* The task *
Copy each line below that contains "Использовать".

[Stored data entries]
— START —

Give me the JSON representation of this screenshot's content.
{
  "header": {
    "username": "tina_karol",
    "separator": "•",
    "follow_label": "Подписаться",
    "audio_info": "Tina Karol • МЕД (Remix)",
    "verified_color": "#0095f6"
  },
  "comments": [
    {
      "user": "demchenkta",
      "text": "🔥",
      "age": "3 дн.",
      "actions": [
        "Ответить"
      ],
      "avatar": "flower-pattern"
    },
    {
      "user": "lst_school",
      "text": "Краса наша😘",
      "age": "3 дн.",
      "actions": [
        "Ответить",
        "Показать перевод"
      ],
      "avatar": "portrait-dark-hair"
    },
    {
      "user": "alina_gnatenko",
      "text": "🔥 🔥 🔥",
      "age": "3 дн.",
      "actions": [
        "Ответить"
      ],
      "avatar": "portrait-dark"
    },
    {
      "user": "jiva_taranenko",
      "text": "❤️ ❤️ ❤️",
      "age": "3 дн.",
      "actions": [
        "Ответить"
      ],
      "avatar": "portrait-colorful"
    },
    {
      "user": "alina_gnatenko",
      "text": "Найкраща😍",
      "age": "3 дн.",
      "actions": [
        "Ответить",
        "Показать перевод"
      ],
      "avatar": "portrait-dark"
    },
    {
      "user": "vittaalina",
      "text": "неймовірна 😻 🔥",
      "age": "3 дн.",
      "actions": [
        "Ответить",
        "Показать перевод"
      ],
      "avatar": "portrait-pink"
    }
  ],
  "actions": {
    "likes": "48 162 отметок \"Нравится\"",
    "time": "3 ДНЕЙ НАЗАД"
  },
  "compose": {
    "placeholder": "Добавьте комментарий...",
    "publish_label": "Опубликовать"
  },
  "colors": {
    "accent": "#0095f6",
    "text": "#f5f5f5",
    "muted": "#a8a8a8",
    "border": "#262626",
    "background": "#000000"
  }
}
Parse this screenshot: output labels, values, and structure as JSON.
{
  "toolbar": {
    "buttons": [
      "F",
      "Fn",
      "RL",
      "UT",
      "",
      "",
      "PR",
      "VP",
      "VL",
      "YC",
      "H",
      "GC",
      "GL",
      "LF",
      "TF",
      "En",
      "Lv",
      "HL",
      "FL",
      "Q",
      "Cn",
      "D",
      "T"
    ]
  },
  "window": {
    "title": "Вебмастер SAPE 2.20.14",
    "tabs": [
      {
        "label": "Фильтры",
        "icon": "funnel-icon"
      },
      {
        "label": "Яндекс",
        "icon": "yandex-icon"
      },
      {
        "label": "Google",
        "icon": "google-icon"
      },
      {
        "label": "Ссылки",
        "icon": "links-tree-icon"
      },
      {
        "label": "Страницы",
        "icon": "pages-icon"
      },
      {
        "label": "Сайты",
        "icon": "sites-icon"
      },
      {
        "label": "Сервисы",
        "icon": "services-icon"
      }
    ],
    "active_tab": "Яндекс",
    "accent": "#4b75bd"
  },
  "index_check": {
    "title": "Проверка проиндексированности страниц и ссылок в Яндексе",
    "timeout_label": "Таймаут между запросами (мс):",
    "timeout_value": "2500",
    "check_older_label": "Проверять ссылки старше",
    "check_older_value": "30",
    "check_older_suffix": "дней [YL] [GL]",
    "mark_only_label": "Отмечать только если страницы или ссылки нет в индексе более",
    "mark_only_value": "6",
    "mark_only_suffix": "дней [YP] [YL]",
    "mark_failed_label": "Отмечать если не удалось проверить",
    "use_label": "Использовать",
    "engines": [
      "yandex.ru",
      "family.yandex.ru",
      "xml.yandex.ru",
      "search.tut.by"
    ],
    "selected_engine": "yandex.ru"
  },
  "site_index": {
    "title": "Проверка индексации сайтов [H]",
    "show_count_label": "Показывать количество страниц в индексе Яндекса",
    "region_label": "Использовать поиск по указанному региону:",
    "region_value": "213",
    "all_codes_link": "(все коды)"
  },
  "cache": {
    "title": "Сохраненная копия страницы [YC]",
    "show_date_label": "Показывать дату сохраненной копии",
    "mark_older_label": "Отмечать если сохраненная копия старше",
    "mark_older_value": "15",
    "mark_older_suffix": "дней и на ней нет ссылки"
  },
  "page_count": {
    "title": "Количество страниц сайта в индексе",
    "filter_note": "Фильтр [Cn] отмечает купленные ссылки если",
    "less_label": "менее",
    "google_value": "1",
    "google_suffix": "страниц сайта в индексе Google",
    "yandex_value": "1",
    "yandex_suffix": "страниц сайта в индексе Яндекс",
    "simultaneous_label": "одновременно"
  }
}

— END —

* Solution to this task *
    "use_label": "Использовать",
    "region_label": "Использовать поиск по указанному региону:",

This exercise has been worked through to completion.